_Data supplied_
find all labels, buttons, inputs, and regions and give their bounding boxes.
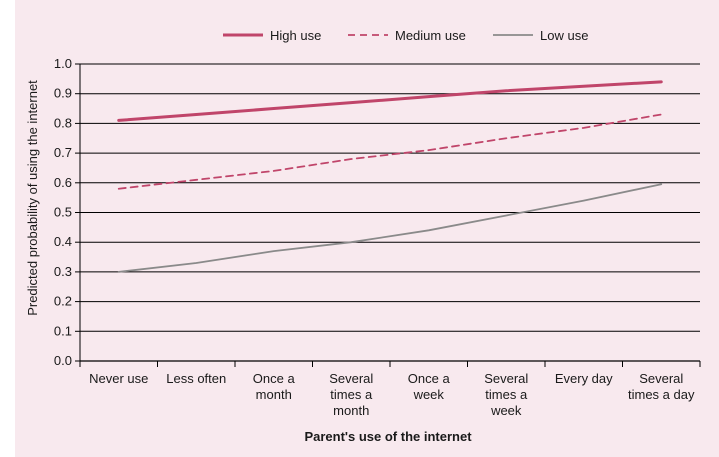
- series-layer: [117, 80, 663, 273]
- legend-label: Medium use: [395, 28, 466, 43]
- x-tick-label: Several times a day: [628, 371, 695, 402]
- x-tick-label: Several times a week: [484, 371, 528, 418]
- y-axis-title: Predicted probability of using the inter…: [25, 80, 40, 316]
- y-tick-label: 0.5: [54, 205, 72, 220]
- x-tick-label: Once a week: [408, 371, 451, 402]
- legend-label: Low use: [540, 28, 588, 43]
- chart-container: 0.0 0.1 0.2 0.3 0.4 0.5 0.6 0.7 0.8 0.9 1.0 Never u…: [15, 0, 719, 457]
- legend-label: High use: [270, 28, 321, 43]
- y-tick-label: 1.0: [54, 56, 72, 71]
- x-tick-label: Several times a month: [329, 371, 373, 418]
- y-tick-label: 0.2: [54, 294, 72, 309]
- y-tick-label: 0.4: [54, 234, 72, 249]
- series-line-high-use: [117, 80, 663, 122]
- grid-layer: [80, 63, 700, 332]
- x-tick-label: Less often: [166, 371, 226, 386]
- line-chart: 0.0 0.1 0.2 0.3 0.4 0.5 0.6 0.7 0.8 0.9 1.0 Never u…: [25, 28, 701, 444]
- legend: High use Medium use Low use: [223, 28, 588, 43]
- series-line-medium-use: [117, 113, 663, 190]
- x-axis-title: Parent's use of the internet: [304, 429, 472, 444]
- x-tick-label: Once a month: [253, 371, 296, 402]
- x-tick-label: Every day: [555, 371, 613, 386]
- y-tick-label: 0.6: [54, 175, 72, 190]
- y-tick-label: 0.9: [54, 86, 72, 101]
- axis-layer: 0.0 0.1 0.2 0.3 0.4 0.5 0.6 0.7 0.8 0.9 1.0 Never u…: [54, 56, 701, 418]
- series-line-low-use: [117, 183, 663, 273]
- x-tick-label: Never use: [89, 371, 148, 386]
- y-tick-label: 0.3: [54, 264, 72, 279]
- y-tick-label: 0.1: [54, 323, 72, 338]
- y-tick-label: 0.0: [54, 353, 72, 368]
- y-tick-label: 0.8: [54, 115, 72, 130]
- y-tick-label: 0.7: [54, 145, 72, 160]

...

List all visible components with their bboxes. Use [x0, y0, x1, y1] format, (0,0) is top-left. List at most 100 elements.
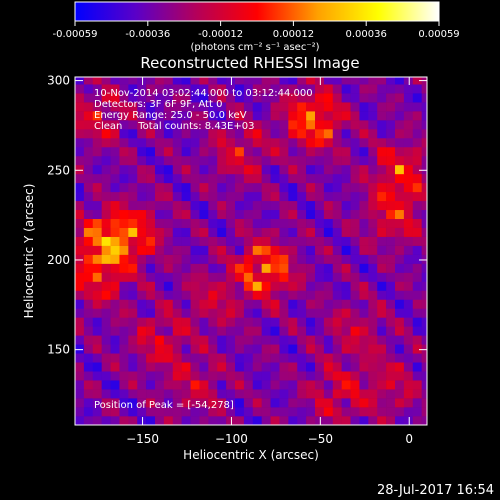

--

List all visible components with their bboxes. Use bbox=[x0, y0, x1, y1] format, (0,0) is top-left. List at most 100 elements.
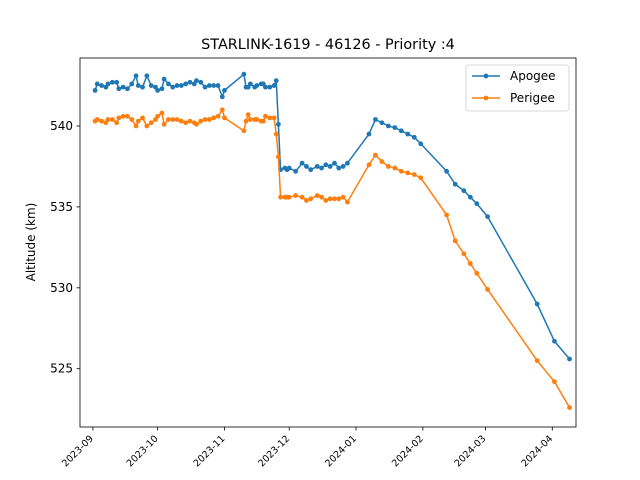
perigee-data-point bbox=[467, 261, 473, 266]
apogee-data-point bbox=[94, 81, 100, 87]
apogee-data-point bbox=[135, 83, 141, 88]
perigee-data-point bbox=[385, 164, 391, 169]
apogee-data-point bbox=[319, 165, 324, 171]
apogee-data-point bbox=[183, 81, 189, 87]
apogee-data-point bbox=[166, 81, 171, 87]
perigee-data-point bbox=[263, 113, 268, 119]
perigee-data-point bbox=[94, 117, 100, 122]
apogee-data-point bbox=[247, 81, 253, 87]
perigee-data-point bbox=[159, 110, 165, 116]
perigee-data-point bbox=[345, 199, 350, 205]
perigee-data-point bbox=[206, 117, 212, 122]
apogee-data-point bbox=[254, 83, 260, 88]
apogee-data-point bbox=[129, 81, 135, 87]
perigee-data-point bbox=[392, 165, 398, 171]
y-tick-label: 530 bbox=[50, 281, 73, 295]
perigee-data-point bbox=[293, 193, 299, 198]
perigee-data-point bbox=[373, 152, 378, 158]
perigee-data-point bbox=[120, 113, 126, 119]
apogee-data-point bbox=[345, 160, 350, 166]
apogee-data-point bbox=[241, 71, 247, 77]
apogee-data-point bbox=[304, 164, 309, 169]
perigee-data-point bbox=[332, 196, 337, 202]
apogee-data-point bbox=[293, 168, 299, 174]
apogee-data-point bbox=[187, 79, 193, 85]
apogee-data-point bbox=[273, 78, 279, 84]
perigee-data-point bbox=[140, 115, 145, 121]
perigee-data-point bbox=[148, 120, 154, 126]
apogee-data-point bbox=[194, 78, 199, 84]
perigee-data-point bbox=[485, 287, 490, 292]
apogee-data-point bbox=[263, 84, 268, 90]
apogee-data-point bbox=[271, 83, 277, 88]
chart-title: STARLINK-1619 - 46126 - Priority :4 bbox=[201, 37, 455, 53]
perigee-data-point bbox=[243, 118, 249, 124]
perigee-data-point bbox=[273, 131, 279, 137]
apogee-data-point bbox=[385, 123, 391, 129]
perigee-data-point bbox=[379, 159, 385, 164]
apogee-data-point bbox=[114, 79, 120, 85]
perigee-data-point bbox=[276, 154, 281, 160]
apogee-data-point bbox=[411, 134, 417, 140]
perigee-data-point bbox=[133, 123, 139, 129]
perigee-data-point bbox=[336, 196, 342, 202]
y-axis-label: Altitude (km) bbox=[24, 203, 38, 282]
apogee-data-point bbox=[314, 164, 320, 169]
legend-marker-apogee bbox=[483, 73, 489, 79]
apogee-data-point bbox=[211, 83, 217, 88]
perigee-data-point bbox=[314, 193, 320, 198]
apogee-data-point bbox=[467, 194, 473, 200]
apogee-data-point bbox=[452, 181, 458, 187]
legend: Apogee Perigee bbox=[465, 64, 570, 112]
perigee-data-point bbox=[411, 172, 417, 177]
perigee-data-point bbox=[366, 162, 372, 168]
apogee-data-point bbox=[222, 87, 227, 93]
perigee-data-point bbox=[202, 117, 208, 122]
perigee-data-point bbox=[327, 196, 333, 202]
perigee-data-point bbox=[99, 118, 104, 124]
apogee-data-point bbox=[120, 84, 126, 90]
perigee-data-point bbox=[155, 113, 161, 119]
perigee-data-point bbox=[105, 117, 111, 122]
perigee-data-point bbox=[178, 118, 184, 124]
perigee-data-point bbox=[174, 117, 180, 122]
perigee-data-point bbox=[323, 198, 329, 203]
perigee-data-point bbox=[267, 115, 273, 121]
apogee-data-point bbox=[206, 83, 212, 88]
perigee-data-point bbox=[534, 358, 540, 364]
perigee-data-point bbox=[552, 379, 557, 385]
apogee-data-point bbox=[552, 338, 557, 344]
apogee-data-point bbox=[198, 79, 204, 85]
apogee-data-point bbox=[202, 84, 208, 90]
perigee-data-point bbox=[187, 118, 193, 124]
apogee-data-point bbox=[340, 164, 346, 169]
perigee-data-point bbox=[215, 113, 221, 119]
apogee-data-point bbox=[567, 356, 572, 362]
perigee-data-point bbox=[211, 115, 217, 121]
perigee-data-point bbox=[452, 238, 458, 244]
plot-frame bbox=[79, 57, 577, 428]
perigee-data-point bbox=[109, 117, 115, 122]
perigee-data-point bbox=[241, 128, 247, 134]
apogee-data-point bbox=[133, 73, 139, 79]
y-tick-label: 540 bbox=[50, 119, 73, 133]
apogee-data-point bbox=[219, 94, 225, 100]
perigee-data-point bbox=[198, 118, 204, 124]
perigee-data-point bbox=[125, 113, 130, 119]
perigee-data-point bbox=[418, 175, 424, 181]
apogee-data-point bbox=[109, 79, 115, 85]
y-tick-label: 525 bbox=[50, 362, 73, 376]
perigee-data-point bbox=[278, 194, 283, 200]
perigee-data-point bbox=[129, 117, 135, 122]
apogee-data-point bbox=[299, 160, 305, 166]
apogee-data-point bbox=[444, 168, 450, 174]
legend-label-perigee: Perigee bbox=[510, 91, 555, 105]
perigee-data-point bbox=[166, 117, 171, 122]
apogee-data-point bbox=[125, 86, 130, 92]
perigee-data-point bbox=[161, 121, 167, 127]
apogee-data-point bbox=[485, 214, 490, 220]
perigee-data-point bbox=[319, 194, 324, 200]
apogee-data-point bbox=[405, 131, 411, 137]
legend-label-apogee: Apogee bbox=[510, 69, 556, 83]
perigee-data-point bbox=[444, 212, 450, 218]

_Problem_
Copy only the lines of the records starting at the line containing "bbox=[x0, y0, x1, y1]" and ending at the line containing "apogee-data-point bbox=[183, 81, 189, 87]", switching "perigee-data-point" to "perigee-marker" wherever it occurs and leaving everything else unchanged. Leave the pictures out.

_The answer_
List all visible components with their bboxes. Use bbox=[x0, y0, x1, y1] format, (0,0) is top-left. List at most 100 elements.
perigee-marker bbox=[467, 261, 473, 266]
apogee-data-point bbox=[94, 81, 100, 87]
apogee-data-point bbox=[135, 83, 141, 88]
perigee-marker bbox=[385, 164, 391, 169]
apogee-data-point bbox=[319, 165, 324, 171]
apogee-data-point bbox=[183, 81, 189, 87]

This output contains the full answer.